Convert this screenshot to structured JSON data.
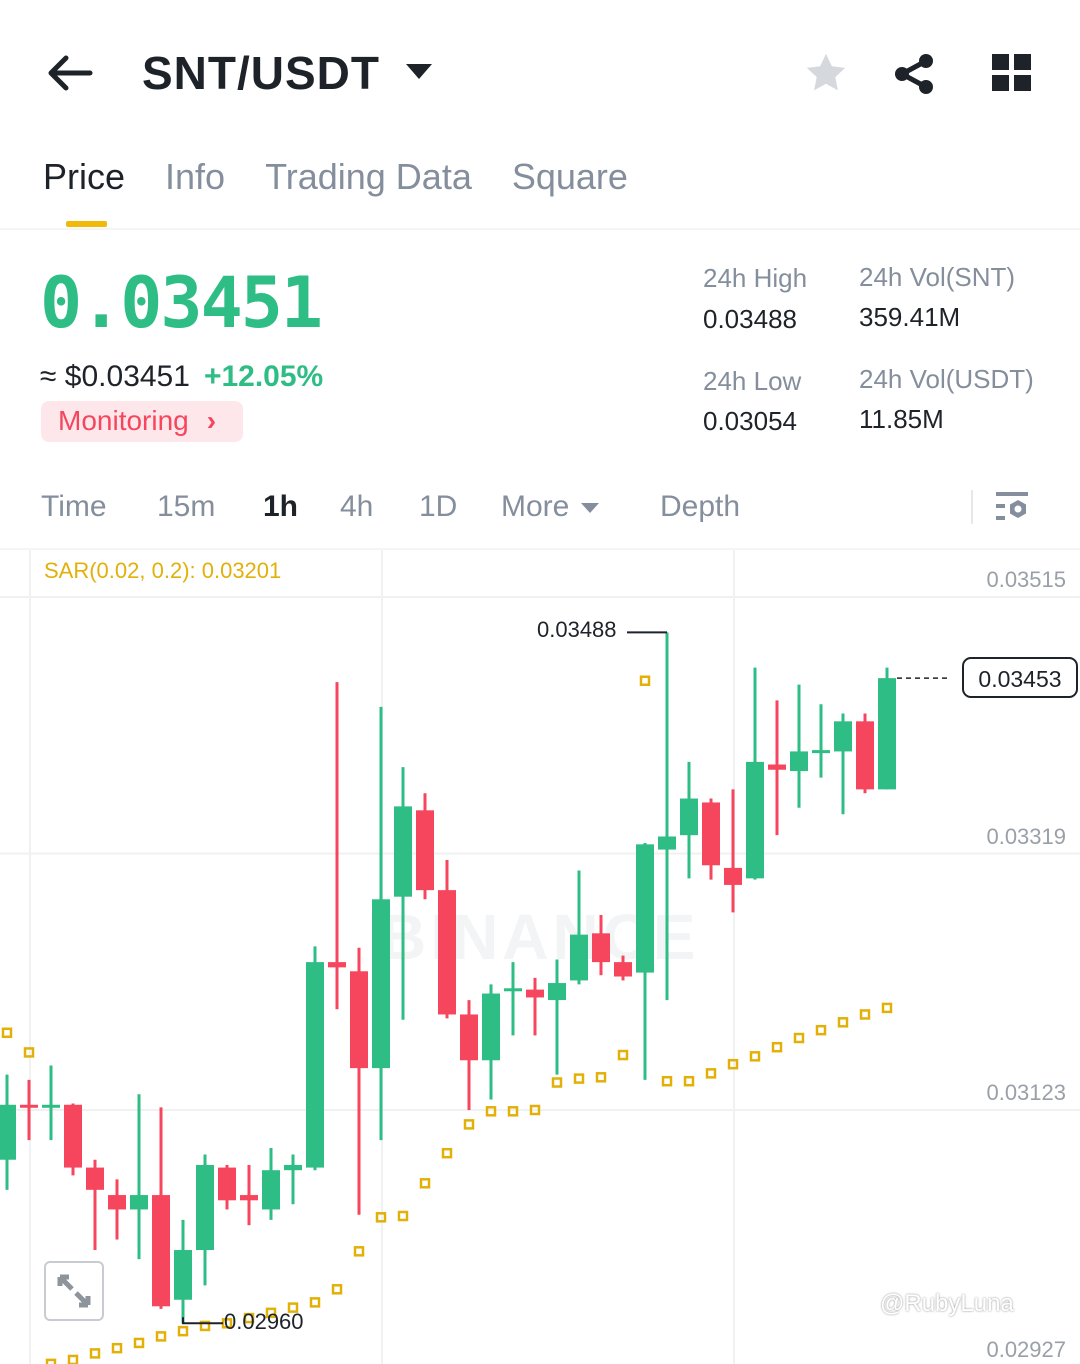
{
  "header": {
    "title": "SNT/USDT",
    "icons": [
      "back-arrow-icon",
      "caret-down-icon",
      "star-icon",
      "share-icon",
      "grid-icon"
    ]
  },
  "tabs": [
    {
      "label": "Price",
      "active": true
    },
    {
      "label": "Info"
    },
    {
      "label": "Trading Data"
    },
    {
      "label": "Square"
    }
  ],
  "ticker": {
    "last_price": "0.03451",
    "fiat_price": "≈ $0.03451",
    "change": "+12.05%",
    "badge": "Monitoring",
    "stats": {
      "high_label": "24h High",
      "high": "0.03488",
      "low_label": "24h Low",
      "low": "0.03054",
      "vol_base_label": "24h Vol(SNT)",
      "vol_base": "359.41M",
      "vol_quote_label": "24h Vol(USDT)",
      "vol_quote": "11.85M"
    }
  },
  "timeframes": [
    {
      "label": "Time"
    },
    {
      "label": "15m"
    },
    {
      "label": "1h",
      "active": true
    },
    {
      "label": "4h"
    },
    {
      "label": "1D"
    },
    {
      "label": "More"
    },
    {
      "label": "Depth"
    }
  ],
  "colors": {
    "up": "#2EBD85",
    "down": "#F6465D",
    "accent": "#F0B90B",
    "sar": "#E1B10A"
  },
  "chart": {
    "indicator_label": "SAR(0.02, 0.2): 0.03201",
    "watermark": "BINANCE",
    "axis_labels": [
      "0.03515",
      "0.03319",
      "0.03123",
      "0.02927"
    ],
    "current_price_label": "0.03453",
    "max_label": "0.03488",
    "min_label": "0.02960",
    "user_watermark": "@RubyLuna"
  },
  "chart_data": {
    "type": "candlestick",
    "interval": "1h",
    "ylim": [
      0.02927,
      0.03515
    ],
    "yticks": [
      0.03515,
      0.03319,
      0.03123,
      0.02927
    ],
    "grid": true,
    "candles": [
      [
        0.03085,
        0.0315,
        0.03062,
        0.03127
      ],
      [
        0.03127,
        0.03146,
        0.031,
        0.03125
      ],
      [
        0.03125,
        0.03157,
        0.031,
        0.03127
      ],
      [
        0.03127,
        0.03128,
        0.03073,
        0.03079
      ],
      [
        0.03079,
        0.03085,
        0.03016,
        0.03062
      ],
      [
        0.03058,
        0.0307,
        0.03024,
        0.03047
      ],
      [
        0.03047,
        0.03135,
        0.03009,
        0.03058
      ],
      [
        0.03058,
        0.03125,
        0.02971,
        0.02973
      ],
      [
        0.02978,
        0.03039,
        0.0296,
        0.03016
      ],
      [
        0.03016,
        0.03089,
        0.02989,
        0.03081
      ],
      [
        0.03079,
        0.03081,
        0.03047,
        0.03054
      ],
      [
        0.03058,
        0.03081,
        0.03035,
        0.03054
      ],
      [
        0.03047,
        0.03094,
        0.03039,
        0.03077
      ],
      [
        0.03077,
        0.03089,
        0.03051,
        0.03081
      ],
      [
        0.03079,
        0.03248,
        0.03077,
        0.03236
      ],
      [
        0.03236,
        0.0345,
        0.032,
        0.03232
      ],
      [
        0.03229,
        0.03247,
        0.03043,
        0.03155
      ],
      [
        0.03155,
        0.03431,
        0.031,
        0.03284
      ],
      [
        0.03286,
        0.03385,
        0.03192,
        0.03355
      ],
      [
        0.03352,
        0.03365,
        0.03284,
        0.03291
      ],
      [
        0.03291,
        0.03314,
        0.03193,
        0.03196
      ],
      [
        0.03196,
        0.03207,
        0.03123,
        0.03161
      ],
      [
        0.03161,
        0.03219,
        0.03131,
        0.03212
      ],
      [
        0.03215,
        0.03236,
        0.0318,
        0.03216
      ],
      [
        0.03215,
        0.03224,
        0.0318,
        0.03209
      ],
      [
        0.03207,
        0.03238,
        0.0315,
        0.0322
      ],
      [
        0.03222,
        0.03306,
        0.03219,
        0.03257
      ],
      [
        0.03258,
        0.03272,
        0.03226,
        0.03236
      ],
      [
        0.03236,
        0.03241,
        0.03222,
        0.03225
      ],
      [
        0.03228,
        0.03327,
        0.03146,
        0.03326
      ],
      [
        0.03322,
        0.03488,
        0.03207,
        0.03332
      ],
      [
        0.03333,
        0.03389,
        0.033,
        0.03361
      ],
      [
        0.03358,
        0.03361,
        0.03299,
        0.0331
      ],
      [
        0.03308,
        0.03368,
        0.03274,
        0.03295
      ],
      [
        0.033,
        0.03461,
        0.03299,
        0.03389
      ],
      [
        0.03387,
        0.03436,
        0.03333,
        0.03383
      ],
      [
        0.03382,
        0.03448,
        0.03354,
        0.03397
      ],
      [
        0.03396,
        0.03433,
        0.03377,
        0.03398
      ],
      [
        0.03397,
        0.03426,
        0.03349,
        0.0342
      ],
      [
        0.0342,
        0.03426,
        0.03365,
        0.03368
      ],
      [
        0.03368,
        0.03461,
        0.03368,
        0.03453
      ]
    ],
    "candle_fields": [
      "open",
      "high",
      "low",
      "close"
    ],
    "sar": [
      0.03182,
      0.03167,
      0.02929,
      0.02932,
      0.02937,
      0.02941,
      0.02945,
      0.0295,
      0.02954,
      0.02958,
      0.0296,
      0.02964,
      0.02968,
      0.02972,
      0.02976,
      0.02986,
      0.03015,
      0.03041,
      0.03042,
      0.03067,
      0.0309,
      0.03112,
      0.03122,
      0.03122,
      0.03123,
      0.03144,
      0.03147,
      0.03148,
      0.03165,
      0.03451,
      0.03145,
      0.03145,
      0.03151,
      0.03158,
      0.03164,
      0.03171,
      0.03178,
      0.03184,
      0.0319,
      0.03196,
      0.03201
    ]
  }
}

→ The problem: Where a line above holds the string "USDT", show that line.

→ Solution below:
    "title": "SNT/USDT",
      "vol_quote_label": "24h Vol(USDT)",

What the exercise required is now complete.